WORK TO COMPLETE - Quote all entries in full, exactly.

------

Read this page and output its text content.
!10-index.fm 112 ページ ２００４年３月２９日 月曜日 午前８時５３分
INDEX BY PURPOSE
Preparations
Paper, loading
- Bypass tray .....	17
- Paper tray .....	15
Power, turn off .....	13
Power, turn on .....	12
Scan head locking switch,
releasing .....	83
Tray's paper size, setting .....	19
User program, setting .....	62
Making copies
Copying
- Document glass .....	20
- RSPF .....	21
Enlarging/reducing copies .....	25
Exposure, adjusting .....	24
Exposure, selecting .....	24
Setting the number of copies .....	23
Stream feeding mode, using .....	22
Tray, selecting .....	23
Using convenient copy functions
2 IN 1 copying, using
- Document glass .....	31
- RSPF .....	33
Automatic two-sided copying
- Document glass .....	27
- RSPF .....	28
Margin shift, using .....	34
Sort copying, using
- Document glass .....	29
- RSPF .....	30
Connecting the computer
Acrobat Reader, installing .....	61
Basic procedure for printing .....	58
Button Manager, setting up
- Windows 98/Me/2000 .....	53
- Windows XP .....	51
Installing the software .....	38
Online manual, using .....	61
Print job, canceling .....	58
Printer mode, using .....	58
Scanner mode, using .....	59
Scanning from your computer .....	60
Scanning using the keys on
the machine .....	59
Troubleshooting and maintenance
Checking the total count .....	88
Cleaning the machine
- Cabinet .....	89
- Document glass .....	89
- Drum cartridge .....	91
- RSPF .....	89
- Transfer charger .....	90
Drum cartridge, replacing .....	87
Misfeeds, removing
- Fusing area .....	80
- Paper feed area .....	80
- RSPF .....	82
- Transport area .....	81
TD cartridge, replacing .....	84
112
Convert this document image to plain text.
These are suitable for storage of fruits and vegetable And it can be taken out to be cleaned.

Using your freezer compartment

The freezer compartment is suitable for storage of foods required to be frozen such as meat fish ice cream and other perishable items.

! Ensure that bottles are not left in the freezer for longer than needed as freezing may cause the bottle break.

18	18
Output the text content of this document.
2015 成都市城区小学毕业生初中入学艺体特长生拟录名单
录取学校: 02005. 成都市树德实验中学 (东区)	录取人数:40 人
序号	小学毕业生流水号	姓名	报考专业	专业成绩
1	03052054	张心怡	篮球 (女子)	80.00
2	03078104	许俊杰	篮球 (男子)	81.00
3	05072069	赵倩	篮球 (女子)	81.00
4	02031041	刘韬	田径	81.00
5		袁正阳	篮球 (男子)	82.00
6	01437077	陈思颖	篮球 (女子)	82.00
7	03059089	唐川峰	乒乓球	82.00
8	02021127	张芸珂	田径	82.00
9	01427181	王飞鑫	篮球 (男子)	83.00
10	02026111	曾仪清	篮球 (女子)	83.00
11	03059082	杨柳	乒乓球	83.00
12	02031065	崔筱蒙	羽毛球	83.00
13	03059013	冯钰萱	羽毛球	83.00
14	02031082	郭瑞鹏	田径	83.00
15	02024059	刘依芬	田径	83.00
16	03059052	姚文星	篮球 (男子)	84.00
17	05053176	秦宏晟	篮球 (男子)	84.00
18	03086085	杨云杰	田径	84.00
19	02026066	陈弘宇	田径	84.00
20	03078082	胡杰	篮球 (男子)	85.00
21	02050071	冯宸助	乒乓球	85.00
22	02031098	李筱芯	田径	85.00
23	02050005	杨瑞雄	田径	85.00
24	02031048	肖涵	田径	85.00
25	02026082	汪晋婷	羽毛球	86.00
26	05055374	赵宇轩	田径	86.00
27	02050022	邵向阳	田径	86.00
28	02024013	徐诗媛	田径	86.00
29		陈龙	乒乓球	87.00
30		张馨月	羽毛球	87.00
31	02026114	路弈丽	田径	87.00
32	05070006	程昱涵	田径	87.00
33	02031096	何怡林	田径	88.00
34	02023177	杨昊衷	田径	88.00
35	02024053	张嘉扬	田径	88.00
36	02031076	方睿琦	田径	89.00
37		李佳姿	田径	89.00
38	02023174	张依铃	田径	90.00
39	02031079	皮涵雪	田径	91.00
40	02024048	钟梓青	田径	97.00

------

ANSWER BELOW -
Read this page and output its text content.
!10-index.fm 112 ページ ２００４年３月２９日 月曜日 午前８時５３分
INDEX BY PURPOSE
Preparations
Paper, loading
- Bypass tray .....	17
- Paper tray .....	15
Power, turn off .....	13
Power, turn on .....	12
Scan head locking switch,
releasing .....	83
Tray's paper size, setting .....	19
User program, setting .....	62
Making copies
Copying
- Document glass .....	20
- RSPF .....	21
Enlarging/reducing copies .....	25
Exposure, adjusting .....	24
Exposure, selecting .....	24
Setting the number of copies .....	23
Stream feeding mode, using .....	22
Tray, selecting .....	23
Using convenient copy functions
2 IN 1 copying, using
- Document glass .....	31
- RSPF .....	33
Automatic two-sided copying
- Document glass .....	27
- RSPF .....	28
Margin shift, using .....	34
Sort copying, using
- Document glass .....	29
- RSPF .....	30
Connecting the computer
Acrobat Reader, installing .....	61
Basic procedure for printing .....	58
Button Manager, setting up
- Windows 98/Me/2000 .....	53
- Windows XP .....	51
Installing the software .....	38
Online manual, using .....	61
Print job, canceling .....	58
Printer mode, using .....	58
Scanner mode, using .....	59
Scanning from your computer .....	60
Scanning using the keys on
the machine .....	59
Troubleshooting and maintenance
Checking the total count .....	88
Cleaning the machine
- Cabinet .....	89
- Document glass .....	89
- Drum cartridge .....	91
- RSPF .....	89
- Transfer charger .....	90
Drum cartridge, replacing .....	87
Misfeeds, removing
- Fusing area .....	80
- Paper feed area .....	80
- RSPF .....	82
- Transport area .....	81
TD cartridge, replacing .....	84
112
Convert this document image to plain text.
These are suitable for storage of fruits and vegetable And it can be taken out to be cleaned.

Using your freezer compartment

The freezer compartment is suitable for storage of foods required to be frozen such as meat fish ice cream and other perishable items.

! Ensure that bottles are not left in the freezer for longer than needed as freezing may cause the bottle break.

18	18
Output the text content of this document.
2015 成都市城区小学毕业生初中入学艺体特长生拟录名单
录取学校: 02005. 成都市树德实验中学 (东区)	录取人数:40 人
序号	小学毕业生流水号	姓名	报考专业	专业成绩
1	03052054	张心怡	篮球 (女子)	80.00
2	03078104	许俊杰	篮球 (男子)	81.00
3	05072069	赵倩	篮球 (女子)	81.00
4	02031041	刘韬	田径	81.00
5		袁正阳	篮球 (男子)	82.00
6	01437077	陈思颖	篮球 (女子)	82.00
7	03059089	唐川峰	乒乓球	82.00
8	02021127	张芸珂	田径	82.00
9	01427181	王飞鑫	篮球 (男子)	83.00
10	02026111	曾仪清	篮球 (女子)	83.00
11	03059082	杨柳	乒乓球	83.00
12	02031065	崔筱蒙	羽毛球	83.00
13	03059013	冯钰萱	羽毛球	83.00
14	02031082	郭瑞鹏	田径	83.00
15	02024059	刘依芬	田径	83.00
16	03059052	姚文星	篮球 (男子)	84.00
17	05053176	秦宏晟	篮球 (男子)	84.00
18	03086085	杨云杰	田径	84.00
19	02026066	陈弘宇	田径	84.00
20	03078082	胡杰	篮球 (男子)	85.00
21	02050071	冯宸助	乒乓球	85.00
22	02031098	李筱芯	田径	85.00
23	02050005	杨瑞雄	田径	85.00
24	02031048	肖涵	田径	85.00
25	02026082	汪晋婷	羽毛球	86.00
26	05055374	赵宇轩	田径	86.00
27	02050022	邵向阳	田径	86.00
28	02024013	徐诗媛	田径	86.00
29		陈龙	乒乓球	87.00
30		张馨月	羽毛球	87.00
31	02026114	路弈丽	田径	87.00
32	05070006	程昱涵	田径	87.00
33	02031096	何怡林	田径	88.00
34	02023177	杨昊衷	田径	88.00
35	02024053	张嘉扬	田径	88.00
36	02031076	方睿琦	田径	89.00
37		李佳姿	田径	89.00
38	02023174	张依铃	田径	90.00
39	02031079	皮涵雪	田径	91.00
40	02024048	钟梓青	田径	97.00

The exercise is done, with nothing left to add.